● ENTRIES
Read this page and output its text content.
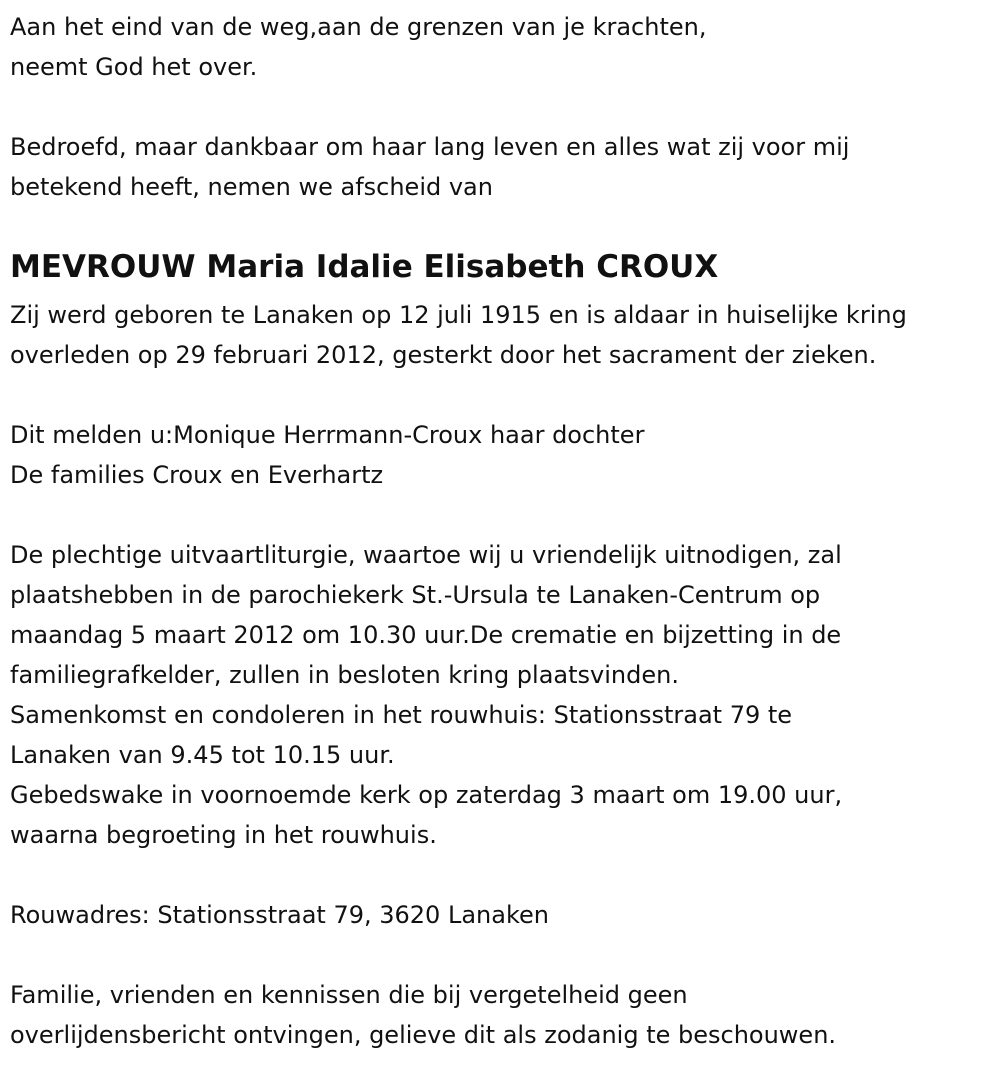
Aan het eind van de weg,aan de grenzen van je krachten,
neemt God het over.
Bedroefd, maar dankbaar om haar lang leven en alles wat zij voor mij
betekend heeft, nemen we afscheid van
MEVROUW Maria Idalie Elisabeth CROUX
Zij werd geboren te Lanaken op 12 juli 1915 en is aldaar in huiselijke kring
overleden op 29 februari 2012, gesterkt door het sacrament der zieken.
Dit melden u:Monique Herrmann-Croux haar dochter
De families Croux en Everhartz
De plechtige uitvaartliturgie, waartoe wij u vriendelijk uitnodigen, zal
plaatshebben in de parochiekerk St.-Ursula te Lanaken-Centrum op
maandag 5 maart 2012 om 10.30 uur.De crematie en bijzetting in de
familiegrafkelder, zullen in besloten kring plaatsvinden.
Samenkomst en condoleren in het rouwhuis: Stationsstraat 79 te
Lanaken van 9.45 tot 10.15 uur.
Gebedswake in voornoemde kerk op zaterdag 3 maart om 19.00 uur,
waarna begroeting in het rouwhuis.
Rouwadres: Stationsstraat 79, 3620 Lanaken
Familie, vrienden en kennissen die bij vergetelheid geen
overlijdensbericht ontvingen, gelieve dit als zodanig te beschouwen.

● TASK INSTRUCTIONS
In the material above, show every line where the word "kring" turns up.

● CORRECT RESPONSE
Zij werd geboren te Lanaken op 12 juli 1915 en is aldaar in huiselijke kring
familiegrafkelder, zullen in besloten kring plaatsvinden.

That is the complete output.